— Listed records —
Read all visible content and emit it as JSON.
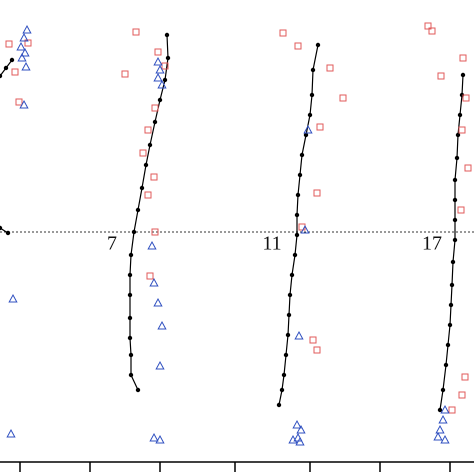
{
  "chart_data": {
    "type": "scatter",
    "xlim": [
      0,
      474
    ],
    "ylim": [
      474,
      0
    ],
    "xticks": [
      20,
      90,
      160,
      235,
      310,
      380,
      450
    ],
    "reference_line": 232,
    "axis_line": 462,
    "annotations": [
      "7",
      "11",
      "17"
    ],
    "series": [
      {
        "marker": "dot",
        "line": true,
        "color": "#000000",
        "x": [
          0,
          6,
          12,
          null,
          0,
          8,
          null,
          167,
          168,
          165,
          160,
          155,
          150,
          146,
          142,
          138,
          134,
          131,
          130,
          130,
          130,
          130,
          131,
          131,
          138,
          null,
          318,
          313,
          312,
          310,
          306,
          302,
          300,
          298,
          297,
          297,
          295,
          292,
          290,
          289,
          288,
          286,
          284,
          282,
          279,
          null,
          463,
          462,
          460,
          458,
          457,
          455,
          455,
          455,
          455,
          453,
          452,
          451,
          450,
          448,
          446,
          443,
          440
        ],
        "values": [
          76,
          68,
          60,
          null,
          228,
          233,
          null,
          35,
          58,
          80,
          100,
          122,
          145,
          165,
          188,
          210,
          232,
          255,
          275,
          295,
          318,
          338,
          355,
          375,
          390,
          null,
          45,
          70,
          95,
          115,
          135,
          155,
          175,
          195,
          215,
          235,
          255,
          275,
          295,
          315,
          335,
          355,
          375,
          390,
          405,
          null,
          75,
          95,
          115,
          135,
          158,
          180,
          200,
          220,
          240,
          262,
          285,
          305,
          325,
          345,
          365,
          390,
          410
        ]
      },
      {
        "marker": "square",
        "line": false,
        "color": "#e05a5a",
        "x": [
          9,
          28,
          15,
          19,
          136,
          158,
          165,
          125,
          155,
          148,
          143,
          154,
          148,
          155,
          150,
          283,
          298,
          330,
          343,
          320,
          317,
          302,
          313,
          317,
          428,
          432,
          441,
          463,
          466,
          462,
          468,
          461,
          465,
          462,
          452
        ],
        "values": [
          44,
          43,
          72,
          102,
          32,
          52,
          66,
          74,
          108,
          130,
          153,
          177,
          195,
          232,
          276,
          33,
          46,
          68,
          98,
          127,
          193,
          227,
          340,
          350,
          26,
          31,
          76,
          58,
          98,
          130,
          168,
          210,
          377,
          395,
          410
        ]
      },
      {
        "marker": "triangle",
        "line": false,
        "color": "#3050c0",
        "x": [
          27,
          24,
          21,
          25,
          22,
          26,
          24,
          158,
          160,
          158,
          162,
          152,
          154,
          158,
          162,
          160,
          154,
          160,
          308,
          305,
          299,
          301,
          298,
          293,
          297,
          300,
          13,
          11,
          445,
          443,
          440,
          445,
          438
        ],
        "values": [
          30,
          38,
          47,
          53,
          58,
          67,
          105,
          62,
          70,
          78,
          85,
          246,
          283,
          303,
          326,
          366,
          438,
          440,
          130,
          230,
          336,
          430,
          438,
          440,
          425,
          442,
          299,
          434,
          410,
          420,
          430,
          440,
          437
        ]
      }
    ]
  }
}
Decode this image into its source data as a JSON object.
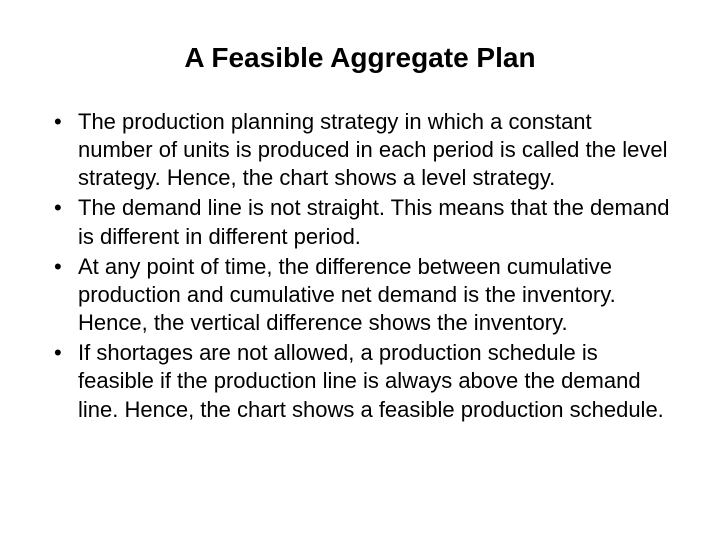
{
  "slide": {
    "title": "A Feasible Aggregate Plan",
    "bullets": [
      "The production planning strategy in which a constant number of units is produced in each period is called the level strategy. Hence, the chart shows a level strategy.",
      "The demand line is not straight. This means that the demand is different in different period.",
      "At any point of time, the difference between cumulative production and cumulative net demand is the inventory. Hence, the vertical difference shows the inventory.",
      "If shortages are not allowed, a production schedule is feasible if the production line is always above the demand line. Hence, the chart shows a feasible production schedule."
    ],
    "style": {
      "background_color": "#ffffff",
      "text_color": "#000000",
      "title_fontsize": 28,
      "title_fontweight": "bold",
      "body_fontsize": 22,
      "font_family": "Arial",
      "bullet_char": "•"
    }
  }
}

— Short task —
Every line of the material is to be quoted exactly, with no pictures carried over.

— Solution to this problem —
Read all visible content and emit it as JSON.
{
  "chart_data": {
    "type": "scatter",
    "xlim": [
      0,
      474
    ],
    "ylim": [
      474,
      0
    ],
    "xticks": [
      20,
      90,
      160,
      235,
      310,
      380,
      450
    ],
    "reference_line": 232,
    "axis_line": 462,
    "annotations": [
      "7",
      "11",
      "17"
    ],
    "series": [
      {
        "marker": "dot",
        "line": true,
        "color": "#000000",
        "x": [
          0,
          6,
          12,
          null,
          0,
          8,
          null,
          167,
          168,
          165,
          160,
          155,
          150,
          146,
          142,
          138,
          134,
          131,
          130,
          130,
          130,
          130,
          131,
          131,
          138,
          null,
          318,
          313,
          312,
          310,
          306,
          302,
          300,
          298,
          297,
          297,
          295,
          292,
          290,
          289,
          288,
          286,
          284,
          282,
          279,
          null,
          463,
          462,
          460,
          458,
          457,
          455,
          455,
          455,
          455,
          453,
          452,
          451,
          450,
          448,
          446,
          443,
          440
        ],
        "values": [
          76,
          68,
          60,
          null,
          228,
          233,
          null,
          35,
          58,
          80,
          100,
          122,
          145,
          165,
          188,
          210,
          232,
          255,
          275,
          295,
          318,
          338,
          355,
          375,
          390,
          null,
          45,
          70,
          95,
          115,
          135,
          155,
          175,
          195,
          215,
          235,
          255,
          275,
          295,
          315,
          335,
          355,
          375,
          390,
          405,
          null,
          75,
          95,
          115,
          135,
          158,
          180,
          200,
          220,
          240,
          262,
          285,
          305,
          325,
          345,
          365,
          390,
          410
        ]
      },
      {
        "marker": "square",
        "line": false,
        "color": "#e05a5a",
        "x": [
          9,
          28,
          15,
          19,
          136,
          158,
          165,
          125,
          155,
          148,
          143,
          154,
          148,
          155,
          150,
          283,
          298,
          330,
          343,
          320,
          317,
          302,
          313,
          317,
          428,
          432,
          441,
          463,
          466,
          462,
          468,
          461,
          465,
          462,
          452
        ],
        "values": [
          44,
          43,
          72,
          102,
          32,
          52,
          66,
          74,
          108,
          130,
          153,
          177,
          195,
          232,
          276,
          33,
          46,
          68,
          98,
          127,
          193,
          227,
          340,
          350,
          26,
          31,
          76,
          58,
          98,
          130,
          168,
          210,
          377,
          395,
          410
        ]
      },
      {
        "marker": "triangle",
        "line": false,
        "color": "#3050c0",
        "x": [
          27,
          24,
          21,
          25,
          22,
          26,
          24,
          158,
          160,
          158,
          162,
          152,
          154,
          158,
          162,
          160,
          154,
          160,
          308,
          305,
          299,
          301,
          298,
          293,
          297,
          300,
          13,
          11,
          445,
          443,
          440,
          445,
          438
        ],
        "values": [
          30,
          38,
          47,
          53,
          58,
          67,
          105,
          62,
          70,
          78,
          85,
          246,
          283,
          303,
          326,
          366,
          438,
          440,
          130,
          230,
          336,
          430,
          438,
          440,
          425,
          442,
          299,
          434,
          410,
          420,
          430,
          440,
          437
        ]
      }
    ]
  }
}
Decode this image into its source data as a JSON object.
{
  "slide": {
    "title": "A Feasible Aggregate Plan",
    "bullets": [
      "The production planning strategy in which a constant number of units is produced in each period is called the level strategy. Hence, the chart shows a level strategy.",
      "The demand line is not straight. This means that the demand is different in different period.",
      "At any point of time, the difference between cumulative production and cumulative net demand is the inventory. Hence, the vertical difference shows the inventory.",
      "If shortages are not allowed, a production schedule is feasible if the production line is always above the demand line. Hence, the chart shows a feasible production schedule."
    ],
    "style": {
      "background_color": "#ffffff",
      "text_color": "#000000",
      "title_fontsize": 28,
      "title_fontweight": "bold",
      "body_fontsize": 22,
      "font_family": "Arial",
      "bullet_char": "•"
    }
  }
}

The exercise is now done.